Print the entries below word for word; the pictures stay out of your copy.

Records from a dataset
###
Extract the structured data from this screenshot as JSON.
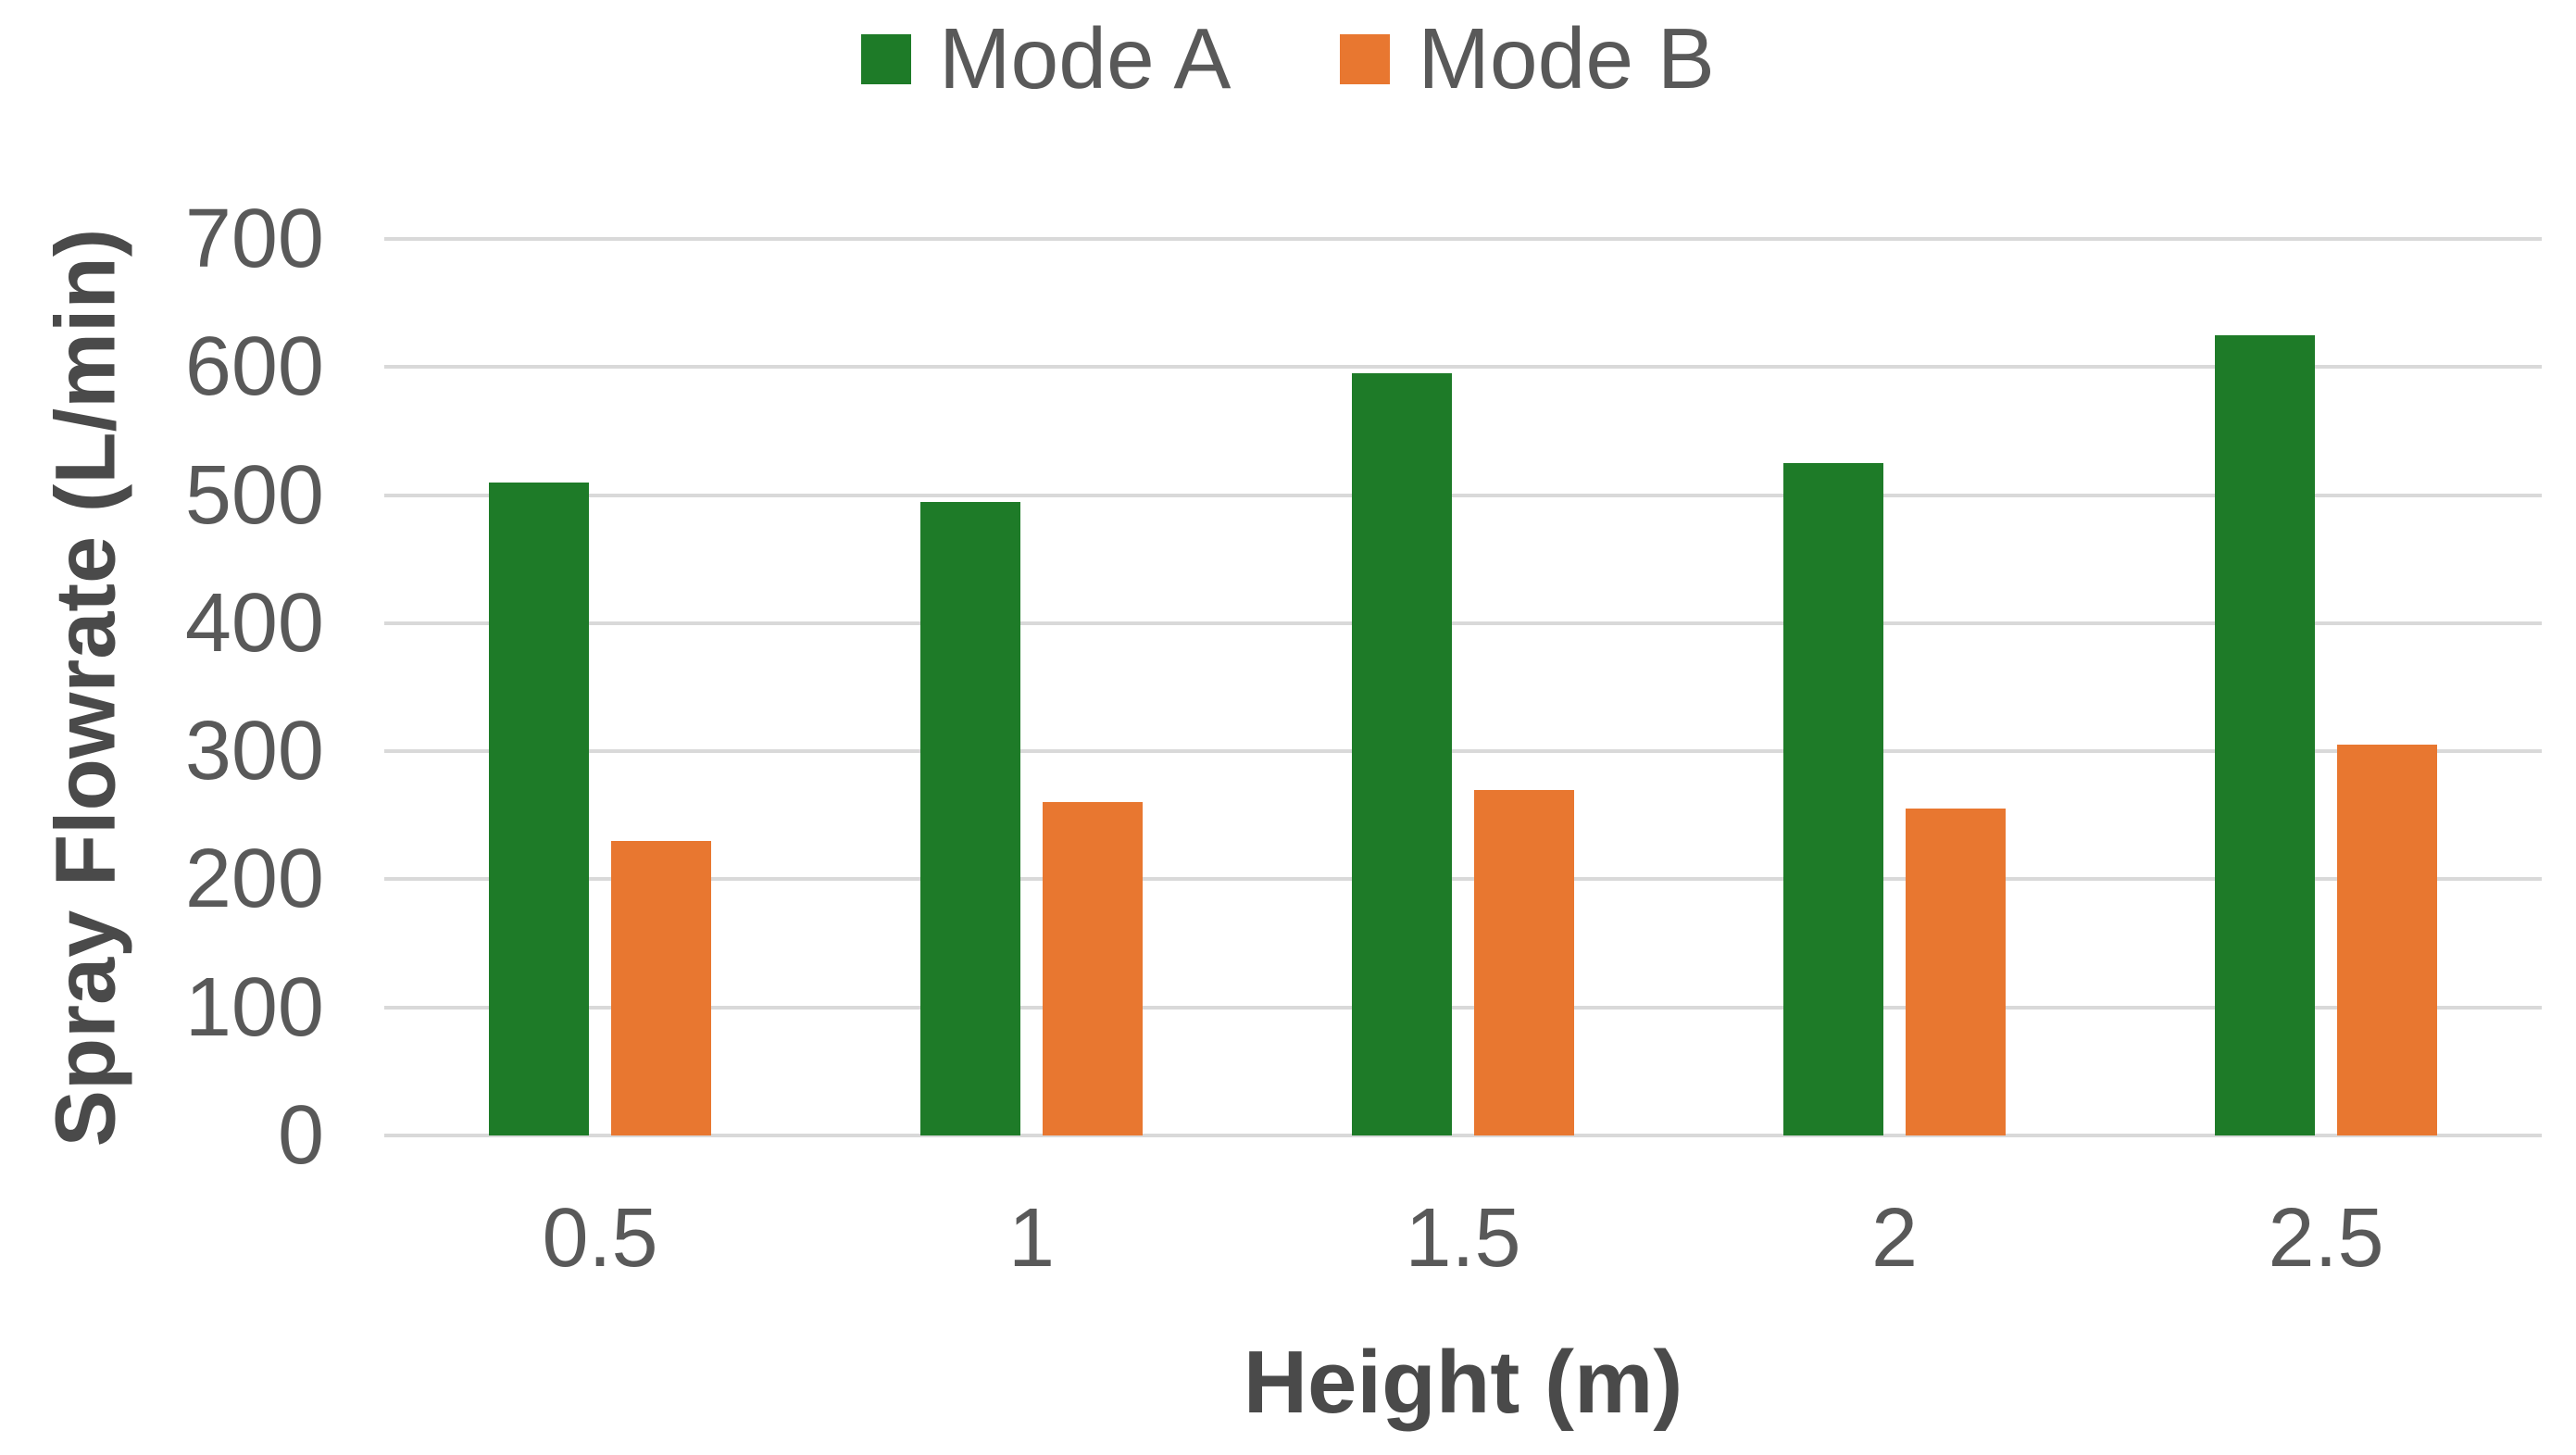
{
  "chart_data": {
    "type": "bar",
    "categories": [
      "0.5",
      "1",
      "1.5",
      "2",
      "2.5"
    ],
    "series": [
      {
        "name": "Mode A",
        "color": "#1E7B28",
        "values": [
          510,
          495,
          595,
          525,
          625
        ]
      },
      {
        "name": "Mode B",
        "color": "#E87730",
        "values": [
          230,
          260,
          270,
          255,
          305
        ]
      }
    ],
    "xlabel": "Height (m)",
    "ylabel": "Spray Flowrate (L/min)",
    "ylim": [
      0,
      700
    ],
    "yticks": [
      0,
      100,
      200,
      300,
      400,
      500,
      600,
      700
    ],
    "grid": "horizontal",
    "gridline_color": "#D9D9D9",
    "tick_label_color": "#595959",
    "axis_title_color": "#4a4a4a",
    "background": "#FFFFFF",
    "legend_position": "top-center",
    "legend_marker": "square"
  }
}
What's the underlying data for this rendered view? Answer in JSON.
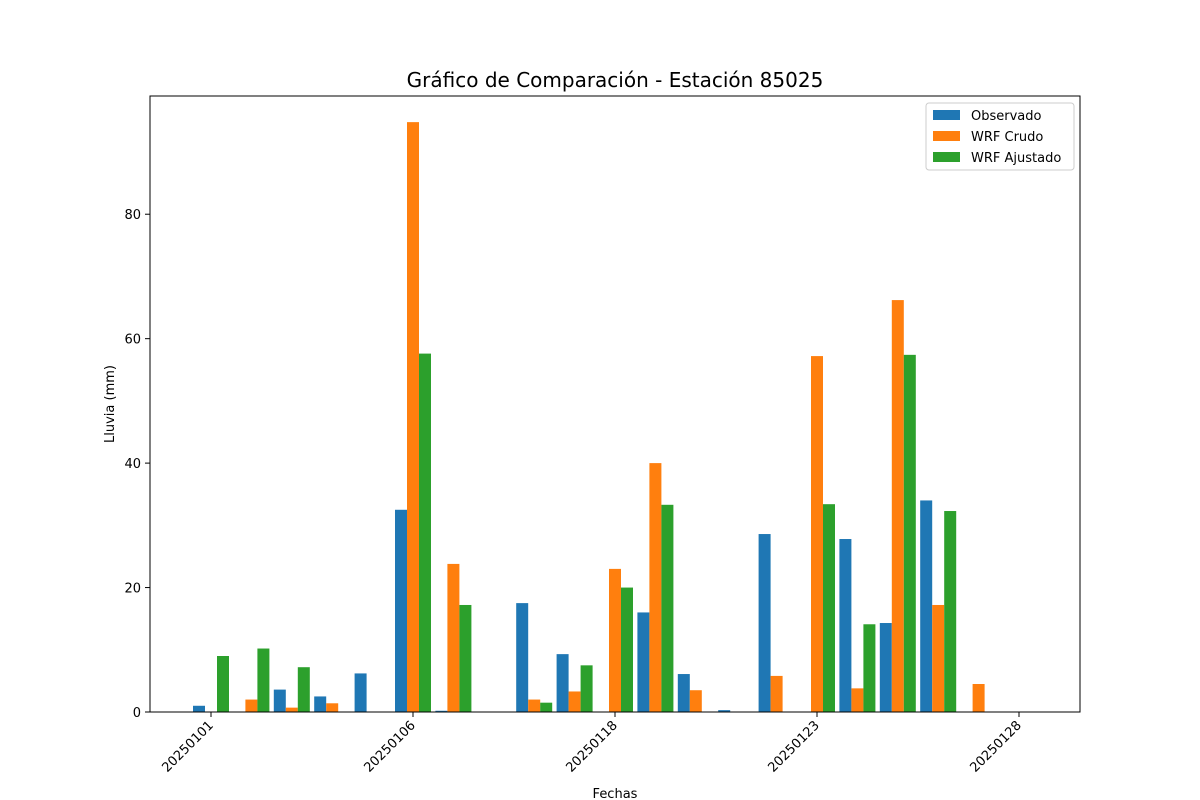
{
  "chart_data": {
    "type": "bar",
    "title": "Gráfico de Comparación - Estación 85025",
    "xlabel": "Fechas",
    "ylabel": "Lluvia (mm)",
    "ylim": [
      0,
      99
    ],
    "yticks": [
      0,
      20,
      40,
      60,
      80
    ],
    "xtick_labels": [
      "20250101",
      "20250106",
      "20250118",
      "20250123",
      "20250128"
    ],
    "legend_position": "top-right",
    "grid": false,
    "series": [
      {
        "name": "Observado",
        "color": "#1f77b4",
        "values": [
          1.0,
          0,
          3.6,
          2.5,
          6.2,
          32.5,
          0.2,
          0,
          17.5,
          9.3,
          0,
          16.0,
          6.1,
          0.3,
          28.6,
          0,
          27.8,
          14.3,
          34.0,
          0,
          0
        ]
      },
      {
        "name": "WRF Crudo",
        "color": "#ff7f0e",
        "values": [
          0,
          2.0,
          0.7,
          1.4,
          0,
          94.8,
          23.8,
          0,
          2.0,
          3.3,
          23.0,
          40.0,
          3.5,
          0,
          5.8,
          57.2,
          3.8,
          66.2,
          17.2,
          4.5,
          0
        ]
      },
      {
        "name": "WRF Ajustado",
        "color": "#2ca02c",
        "values": [
          9.0,
          10.2,
          7.2,
          0,
          0,
          57.6,
          17.2,
          0,
          1.5,
          7.5,
          20.0,
          33.3,
          0,
          0,
          0,
          33.4,
          14.1,
          57.4,
          32.3,
          0,
          0
        ]
      }
    ]
  }
}
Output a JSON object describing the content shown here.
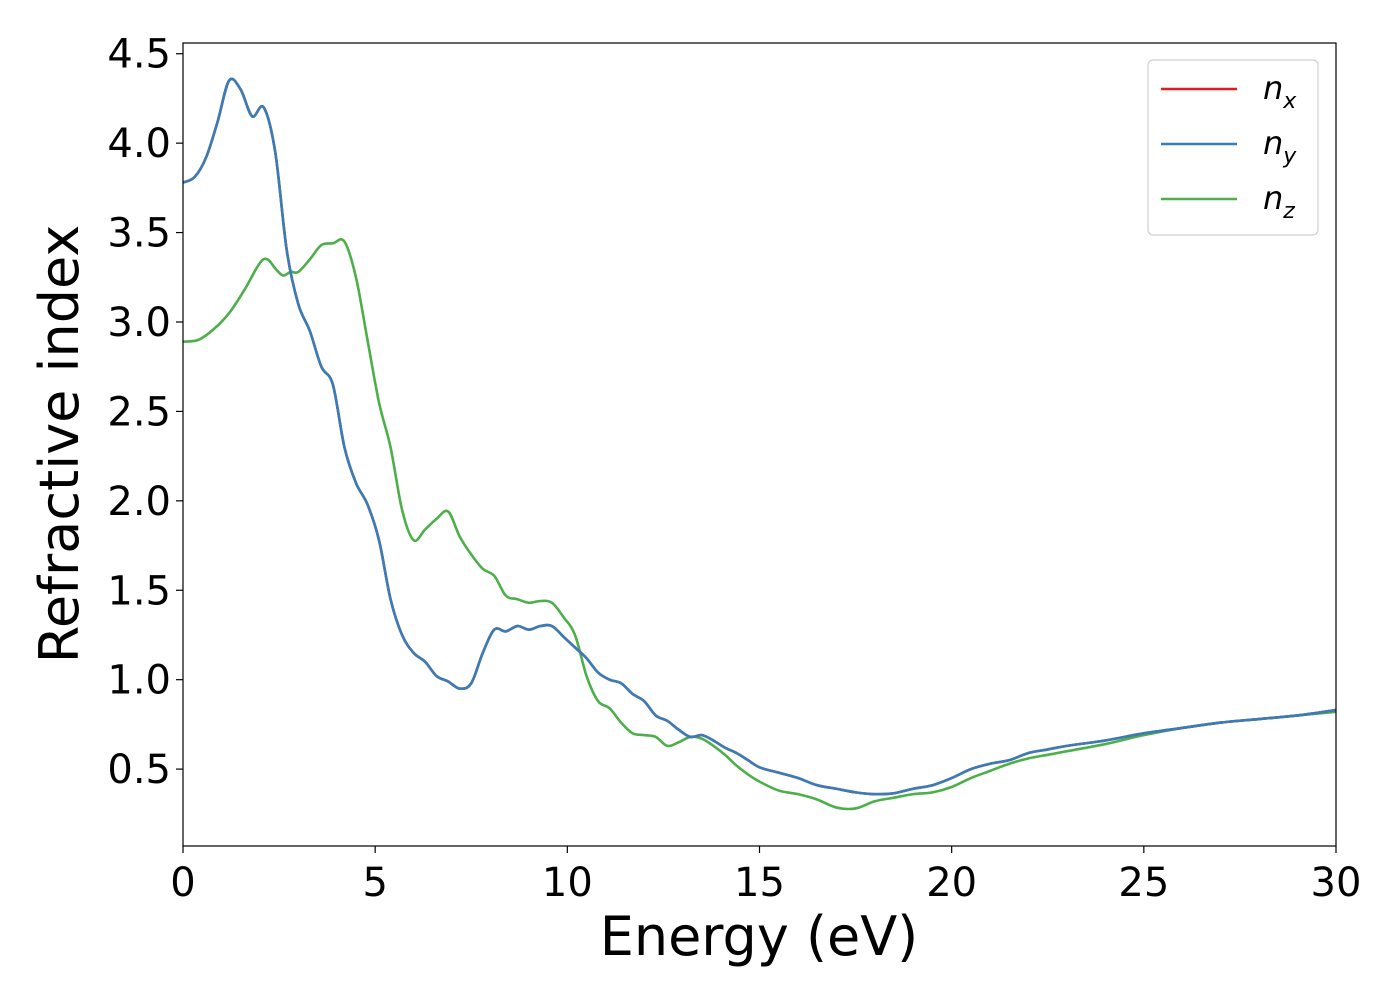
###
[WRITTEN REPLY]
Extract the structured data from this screenshot as JSON.
{
  "chart_data": {
    "type": "bar",
    "categories": [
      "0.5",
      "1",
      "1.5",
      "2",
      "2.5"
    ],
    "series": [
      {
        "name": "Mode A",
        "color": "#1E7B28",
        "values": [
          510,
          495,
          595,
          525,
          625
        ]
      },
      {
        "name": "Mode B",
        "color": "#E87730",
        "values": [
          230,
          260,
          270,
          255,
          305
        ]
      }
    ],
    "xlabel": "Height (m)",
    "ylabel": "Spray Flowrate (L/min)",
    "ylim": [
      0,
      700
    ],
    "yticks": [
      0,
      100,
      200,
      300,
      400,
      500,
      600,
      700
    ],
    "grid": "horizontal",
    "gridline_color": "#D9D9D9",
    "tick_label_color": "#595959",
    "axis_title_color": "#4a4a4a",
    "background": "#FFFFFF",
    "legend_position": "top-center",
    "legend_marker": "square"
  }
}
What's the underlying data for this rendered view? Answer in JSON.
{
  "chart_data": {
    "type": "bar",
    "title": "Gráfico de Comparación - Estación 85025",
    "xlabel": "Fechas",
    "ylabel": "Lluvia (mm)",
    "ylim": [
      0,
      99
    ],
    "yticks": [
      0,
      20,
      40,
      60,
      80
    ],
    "xtick_labels": [
      "20250101",
      "20250106",
      "20250118",
      "20250123",
      "20250128"
    ],
    "legend_position": "top-right",
    "grid": false,
    "series": [
      {
        "name": "Observado",
        "color": "#1f77b4",
        "values": [
          1.0,
          0,
          3.6,
          2.5,
          6.2,
          32.5,
          0.2,
          0,
          17.5,
          9.3,
          0,
          16.0,
          6.1,
          0.3,
          28.6,
          0,
          27.8,
          14.3,
          34.0,
          0,
          0
        ]
      },
      {
        "name": "WRF Crudo",
        "color": "#ff7f0e",
        "values": [
          0,
          2.0,
          0.7,
          1.4,
          0,
          94.8,
          23.8,
          0,
          2.0,
          3.3,
          23.0,
          40.0,
          3.5,
          0,
          5.8,
          57.2,
          3.8,
          66.2,
          17.2,
          4.5,
          0
        ]
      },
      {
        "name": "WRF Ajustado",
        "color": "#2ca02c",
        "values": [
          9.0,
          10.2,
          7.2,
          0,
          0,
          57.6,
          17.2,
          0,
          1.5,
          7.5,
          20.0,
          33.3,
          0,
          0,
          0,
          33.4,
          14.1,
          57.4,
          32.3,
          0,
          0
        ]
      }
    ]
  }
}
Output a JSON object describing the content shown here.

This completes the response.